┌─ DATA EXCERPTS

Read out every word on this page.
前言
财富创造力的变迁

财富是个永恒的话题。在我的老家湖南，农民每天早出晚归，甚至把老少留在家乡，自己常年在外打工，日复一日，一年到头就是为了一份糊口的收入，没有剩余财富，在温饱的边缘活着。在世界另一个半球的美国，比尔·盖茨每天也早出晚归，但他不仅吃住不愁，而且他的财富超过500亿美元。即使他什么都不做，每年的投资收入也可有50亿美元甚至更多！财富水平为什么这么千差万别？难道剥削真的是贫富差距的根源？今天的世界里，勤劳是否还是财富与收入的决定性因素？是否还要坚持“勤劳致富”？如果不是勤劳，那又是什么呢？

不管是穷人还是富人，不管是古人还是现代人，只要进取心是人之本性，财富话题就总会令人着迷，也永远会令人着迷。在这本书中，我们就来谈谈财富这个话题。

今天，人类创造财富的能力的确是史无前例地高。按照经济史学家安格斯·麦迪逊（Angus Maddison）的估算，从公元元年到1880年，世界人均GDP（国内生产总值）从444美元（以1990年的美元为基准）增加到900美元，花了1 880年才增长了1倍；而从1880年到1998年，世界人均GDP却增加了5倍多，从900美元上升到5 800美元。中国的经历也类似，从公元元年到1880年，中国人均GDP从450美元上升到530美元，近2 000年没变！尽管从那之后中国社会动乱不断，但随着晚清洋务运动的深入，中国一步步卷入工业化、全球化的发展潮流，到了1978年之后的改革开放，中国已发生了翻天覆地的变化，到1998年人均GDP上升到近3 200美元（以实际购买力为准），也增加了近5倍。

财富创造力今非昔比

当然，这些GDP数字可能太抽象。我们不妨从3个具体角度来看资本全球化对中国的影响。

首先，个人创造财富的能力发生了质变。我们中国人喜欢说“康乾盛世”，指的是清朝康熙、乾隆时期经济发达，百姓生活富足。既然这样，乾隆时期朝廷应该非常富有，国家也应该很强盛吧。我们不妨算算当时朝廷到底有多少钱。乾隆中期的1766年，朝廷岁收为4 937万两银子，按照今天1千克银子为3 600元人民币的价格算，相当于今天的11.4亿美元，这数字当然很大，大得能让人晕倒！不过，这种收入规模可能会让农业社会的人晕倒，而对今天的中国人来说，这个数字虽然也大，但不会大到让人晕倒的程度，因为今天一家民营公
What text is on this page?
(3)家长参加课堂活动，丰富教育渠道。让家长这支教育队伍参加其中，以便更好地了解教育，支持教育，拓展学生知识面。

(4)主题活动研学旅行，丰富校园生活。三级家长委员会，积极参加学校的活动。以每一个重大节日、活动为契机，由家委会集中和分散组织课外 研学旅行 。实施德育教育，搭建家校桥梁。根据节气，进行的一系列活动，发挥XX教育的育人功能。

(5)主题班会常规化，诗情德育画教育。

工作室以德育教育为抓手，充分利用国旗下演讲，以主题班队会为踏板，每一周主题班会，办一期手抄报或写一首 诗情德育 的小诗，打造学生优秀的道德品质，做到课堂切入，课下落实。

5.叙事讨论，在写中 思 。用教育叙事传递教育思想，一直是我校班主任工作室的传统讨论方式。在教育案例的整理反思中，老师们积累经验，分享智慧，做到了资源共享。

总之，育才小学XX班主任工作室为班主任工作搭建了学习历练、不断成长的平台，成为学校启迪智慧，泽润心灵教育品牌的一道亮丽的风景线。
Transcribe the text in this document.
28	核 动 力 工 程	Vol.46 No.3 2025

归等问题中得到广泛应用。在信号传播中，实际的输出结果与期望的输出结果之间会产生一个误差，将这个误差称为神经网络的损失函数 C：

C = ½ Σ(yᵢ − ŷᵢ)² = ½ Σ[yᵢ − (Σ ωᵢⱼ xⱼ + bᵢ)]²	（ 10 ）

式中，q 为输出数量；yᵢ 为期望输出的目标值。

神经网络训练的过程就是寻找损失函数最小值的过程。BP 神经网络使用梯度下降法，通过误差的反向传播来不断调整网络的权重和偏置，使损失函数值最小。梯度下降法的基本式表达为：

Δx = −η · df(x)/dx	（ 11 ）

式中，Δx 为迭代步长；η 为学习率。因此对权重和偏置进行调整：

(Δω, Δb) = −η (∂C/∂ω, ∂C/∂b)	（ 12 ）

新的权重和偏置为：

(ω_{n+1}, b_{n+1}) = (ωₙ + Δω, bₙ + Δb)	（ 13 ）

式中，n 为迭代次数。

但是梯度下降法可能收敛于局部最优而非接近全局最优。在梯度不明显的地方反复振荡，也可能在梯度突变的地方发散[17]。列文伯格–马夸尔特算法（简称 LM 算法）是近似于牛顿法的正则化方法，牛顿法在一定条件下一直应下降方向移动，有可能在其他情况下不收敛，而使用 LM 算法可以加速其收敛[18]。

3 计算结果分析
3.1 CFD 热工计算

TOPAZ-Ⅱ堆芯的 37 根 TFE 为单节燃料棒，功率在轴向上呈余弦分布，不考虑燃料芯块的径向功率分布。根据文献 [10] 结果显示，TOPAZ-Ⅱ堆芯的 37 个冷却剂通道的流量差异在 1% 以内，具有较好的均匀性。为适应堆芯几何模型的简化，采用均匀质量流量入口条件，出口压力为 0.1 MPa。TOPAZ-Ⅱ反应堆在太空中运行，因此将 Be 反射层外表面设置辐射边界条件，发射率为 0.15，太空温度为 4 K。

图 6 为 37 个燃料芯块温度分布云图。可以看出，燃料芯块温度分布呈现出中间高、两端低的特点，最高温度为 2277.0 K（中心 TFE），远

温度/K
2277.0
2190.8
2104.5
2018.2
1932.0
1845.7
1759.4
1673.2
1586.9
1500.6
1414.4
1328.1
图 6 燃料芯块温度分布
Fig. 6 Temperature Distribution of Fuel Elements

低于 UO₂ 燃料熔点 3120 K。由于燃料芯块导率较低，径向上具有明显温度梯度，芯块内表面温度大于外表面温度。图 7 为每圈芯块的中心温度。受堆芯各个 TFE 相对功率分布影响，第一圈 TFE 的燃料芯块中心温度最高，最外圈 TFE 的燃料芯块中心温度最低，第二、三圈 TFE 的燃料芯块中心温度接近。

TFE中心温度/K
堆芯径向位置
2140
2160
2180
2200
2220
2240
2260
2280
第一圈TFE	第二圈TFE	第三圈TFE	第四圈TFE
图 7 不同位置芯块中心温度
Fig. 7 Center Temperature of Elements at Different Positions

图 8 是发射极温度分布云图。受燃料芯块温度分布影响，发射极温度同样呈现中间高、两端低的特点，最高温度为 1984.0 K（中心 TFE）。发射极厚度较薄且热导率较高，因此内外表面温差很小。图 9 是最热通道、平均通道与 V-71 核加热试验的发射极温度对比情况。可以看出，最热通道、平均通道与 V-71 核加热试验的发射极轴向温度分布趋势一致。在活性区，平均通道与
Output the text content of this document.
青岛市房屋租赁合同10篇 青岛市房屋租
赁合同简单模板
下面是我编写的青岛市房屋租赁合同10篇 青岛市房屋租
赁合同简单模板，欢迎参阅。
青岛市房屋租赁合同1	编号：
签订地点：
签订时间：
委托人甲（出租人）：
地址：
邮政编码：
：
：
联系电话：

└─

**EXERCISE**
Where a line above contains the string "text", copy that line.

**TASK ANSWER**
What text is on this page?
Transcribe the text in this document.
Output the text content of this document.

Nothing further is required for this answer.